╭──

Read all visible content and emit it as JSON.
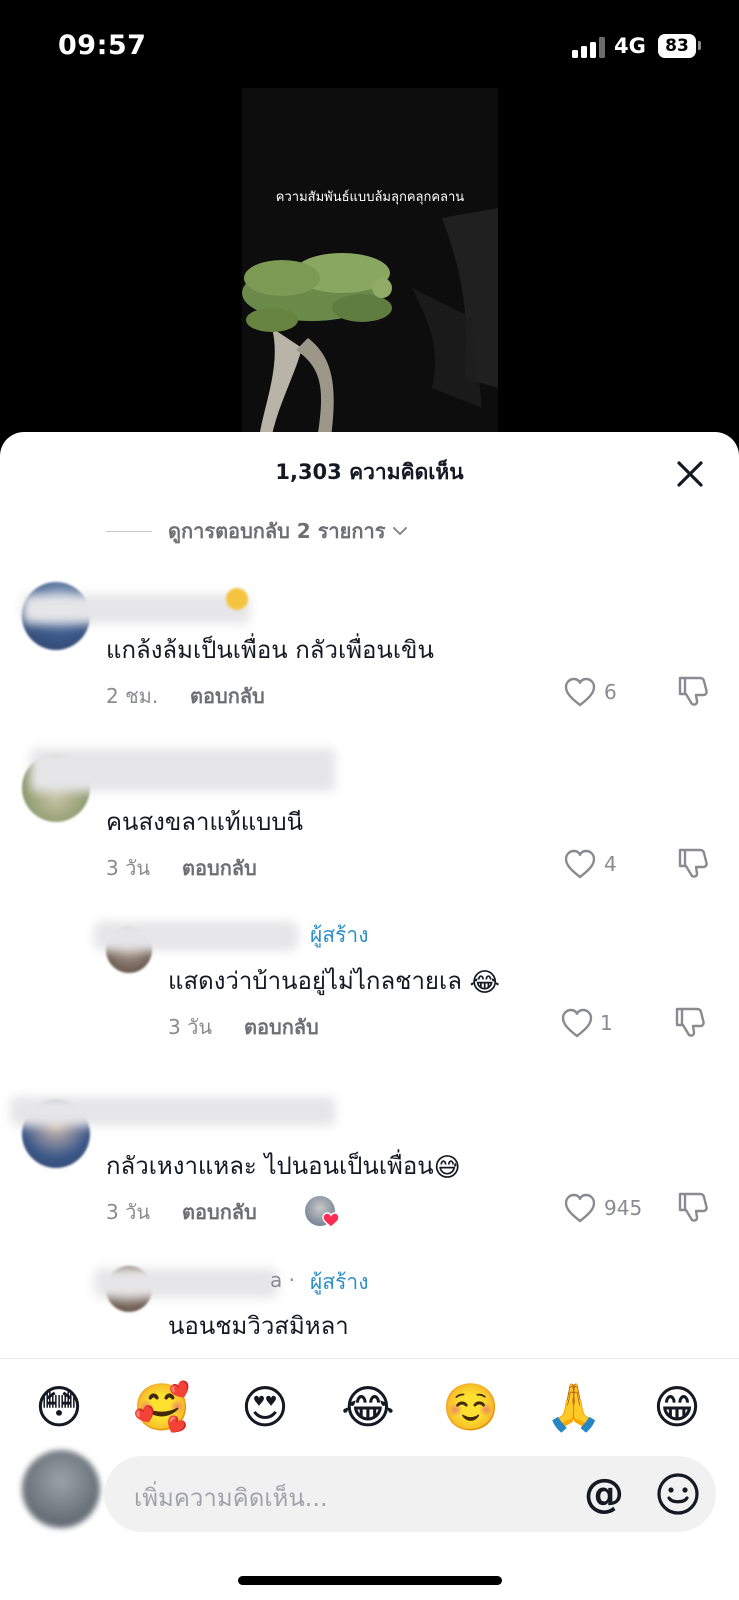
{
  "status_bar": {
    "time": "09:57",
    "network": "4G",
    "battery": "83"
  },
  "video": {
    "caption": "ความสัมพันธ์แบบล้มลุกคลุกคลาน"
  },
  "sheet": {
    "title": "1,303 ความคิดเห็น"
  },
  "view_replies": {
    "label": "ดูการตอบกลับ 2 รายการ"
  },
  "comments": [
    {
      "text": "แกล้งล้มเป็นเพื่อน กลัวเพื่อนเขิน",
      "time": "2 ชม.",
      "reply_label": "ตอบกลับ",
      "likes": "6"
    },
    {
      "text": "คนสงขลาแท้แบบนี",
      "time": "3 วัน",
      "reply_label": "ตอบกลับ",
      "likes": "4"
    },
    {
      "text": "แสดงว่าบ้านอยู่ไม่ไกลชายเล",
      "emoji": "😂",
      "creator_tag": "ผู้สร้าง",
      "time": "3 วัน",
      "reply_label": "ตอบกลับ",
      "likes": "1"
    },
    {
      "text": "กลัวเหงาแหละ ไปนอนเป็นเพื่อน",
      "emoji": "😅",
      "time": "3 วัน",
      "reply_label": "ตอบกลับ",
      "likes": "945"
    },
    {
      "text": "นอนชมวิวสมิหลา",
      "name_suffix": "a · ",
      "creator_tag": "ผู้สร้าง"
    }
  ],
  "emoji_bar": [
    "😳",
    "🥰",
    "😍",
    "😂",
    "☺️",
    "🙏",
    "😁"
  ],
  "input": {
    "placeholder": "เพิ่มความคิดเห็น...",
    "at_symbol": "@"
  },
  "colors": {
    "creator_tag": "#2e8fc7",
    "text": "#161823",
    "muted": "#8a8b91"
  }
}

╰──

## [TASK DESCRIPTION]
Retype every record above exactly as written, but leave out the pictures.

## [FULL RESPONSE]
Read all visible content and emit it as JSON.
{
  "status_bar": {
    "time": "09:57",
    "network": "4G",
    "battery": "83"
  },
  "video": {
    "caption": "ความสัมพันธ์แบบล้มลุกคลุกคลาน"
  },
  "sheet": {
    "title": "1,303 ความคิดเห็น"
  },
  "view_replies": {
    "label": "ดูการตอบกลับ 2 รายการ"
  },
  "comments": [
    {
      "text": "แกล้งล้มเป็นเพื่อน กลัวเพื่อนเขิน",
      "time": "2 ชม.",
      "reply_label": "ตอบกลับ",
      "likes": "6"
    },
    {
      "text": "คนสงขลาแท้แบบนี",
      "time": "3 วัน",
      "reply_label": "ตอบกลับ",
      "likes": "4"
    },
    {
      "text": "แสดงว่าบ้านอยู่ไม่ไกลชายเล",
      "emoji": "😂",
      "creator_tag": "ผู้สร้าง",
      "time": "3 วัน",
      "reply_label": "ตอบกลับ",
      "likes": "1"
    },
    {
      "text": "กลัวเหงาแหละ ไปนอนเป็นเพื่อน",
      "emoji": "😅",
      "time": "3 วัน",
      "reply_label": "ตอบกลับ",
      "likes": "945"
    },
    {
      "text": "นอนชมวิวสมิหลา",
      "name_suffix": "a · ",
      "creator_tag": "ผู้สร้าง"
    }
  ],
  "emoji_bar": [
    "😳",
    "🥰",
    "😍",
    "😂",
    "☺️",
    "🙏",
    "😁"
  ],
  "input": {
    "placeholder": "เพิ่มความคิดเห็น...",
    "at_symbol": "@"
  },
  "colors": {
    "creator_tag": "#2e8fc7",
    "text": "#161823",
    "muted": "#8a8b91"
  }
}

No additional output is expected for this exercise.